### EXERCISE
Every entry below should be repeated exactly; the pictures should not.

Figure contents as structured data
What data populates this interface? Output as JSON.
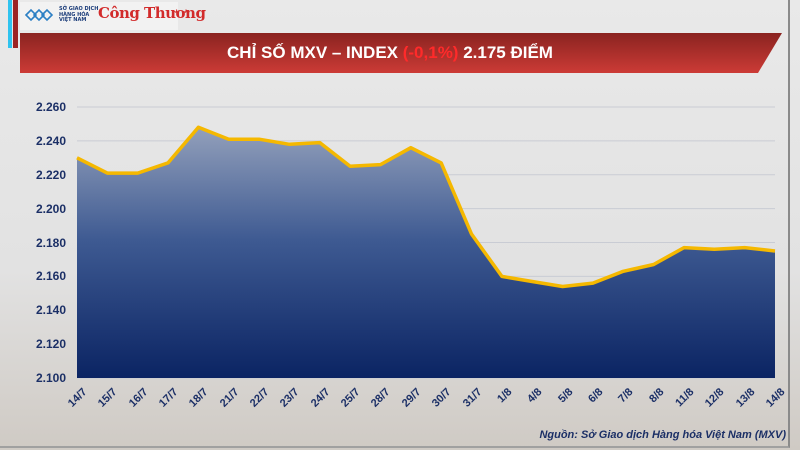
{
  "header": {
    "org_name": "SỞ GIAO DỊCH HÀNG HÓA VIỆT NAM",
    "brand": "Công Thương",
    "title_prefix": "CHỈ SỐ MXV – INDEX ",
    "title_change": "(-0,1%)",
    "title_suffix": " 2.175 ĐIỂM"
  },
  "colors": {
    "banner_red": "#c23a35",
    "banner_dark": "#8a2320",
    "line": "#f5b800",
    "fill_top": "#8e9bb8",
    "fill_bottom": "#0b2463",
    "axis_text": "#1b2f66",
    "negative": "#ff2a2a"
  },
  "source": "Nguồn: Sở Giao dịch Hàng hóa Việt Nam (MXV)",
  "chart_data": {
    "type": "area",
    "title": "CHỈ SỐ MXV – INDEX (-0,1%) 2.175 ĐIỂM",
    "xlabel": "",
    "ylabel": "",
    "ylim": [
      2100,
      2260
    ],
    "yticks": [
      "2.100",
      "2.120",
      "2.140",
      "2.160",
      "2.180",
      "2.200",
      "2.220",
      "2.240",
      "2.260"
    ],
    "grid": true,
    "legend": null,
    "categories": [
      "14/7",
      "15/7",
      "16/7",
      "17/7",
      "18/7",
      "21/7",
      "22/7",
      "23/7",
      "24/7",
      "25/7",
      "28/7",
      "29/7",
      "30/7",
      "31/7",
      "1/8",
      "4/8",
      "5/8",
      "6/8",
      "7/8",
      "8/8",
      "11/8",
      "12/8",
      "13/8",
      "14/8"
    ],
    "series": [
      {
        "name": "MXV-Index",
        "values": [
          2230,
          2221,
          2221,
          2227,
          2248,
          2241,
          2241,
          2238,
          2239,
          2225,
          2226,
          2236,
          2227,
          2185,
          2160,
          2157,
          2154,
          2156,
          2163,
          2167,
          2177,
          2176,
          2177,
          2175
        ]
      }
    ]
  }
}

### SOLUTION FOR THIS EXERCISE
What data populates this interface? Output as JSON.
{
  "header": {
    "org_name": "SỞ GIAO DỊCH HÀNG HÓA VIỆT NAM",
    "brand": "Công Thương",
    "title_prefix": "CHỈ SỐ MXV – INDEX ",
    "title_change": "(-0,1%)",
    "title_suffix": " 2.175 ĐIỂM"
  },
  "colors": {
    "banner_red": "#c23a35",
    "banner_dark": "#8a2320",
    "line": "#f5b800",
    "fill_top": "#8e9bb8",
    "fill_bottom": "#0b2463",
    "axis_text": "#1b2f66",
    "negative": "#ff2a2a"
  },
  "source": "Nguồn: Sở Giao dịch Hàng hóa Việt Nam (MXV)",
  "chart_data": {
    "type": "area",
    "title": "CHỈ SỐ MXV – INDEX (-0,1%) 2.175 ĐIỂM",
    "xlabel": "",
    "ylabel": "",
    "ylim": [
      2100,
      2260
    ],
    "yticks": [
      "2.100",
      "2.120",
      "2.140",
      "2.160",
      "2.180",
      "2.200",
      "2.220",
      "2.240",
      "2.260"
    ],
    "grid": true,
    "legend": null,
    "categories": [
      "14/7",
      "15/7",
      "16/7",
      "17/7",
      "18/7",
      "21/7",
      "22/7",
      "23/7",
      "24/7",
      "25/7",
      "28/7",
      "29/7",
      "30/7",
      "31/7",
      "1/8",
      "4/8",
      "5/8",
      "6/8",
      "7/8",
      "8/8",
      "11/8",
      "12/8",
      "13/8",
      "14/8"
    ],
    "series": [
      {
        "name": "MXV-Index",
        "values": [
          2230,
          2221,
          2221,
          2227,
          2248,
          2241,
          2241,
          2238,
          2239,
          2225,
          2226,
          2236,
          2227,
          2185,
          2160,
          2157,
          2154,
          2156,
          2163,
          2167,
          2177,
          2176,
          2177,
          2175
        ]
      }
    ]
  }
}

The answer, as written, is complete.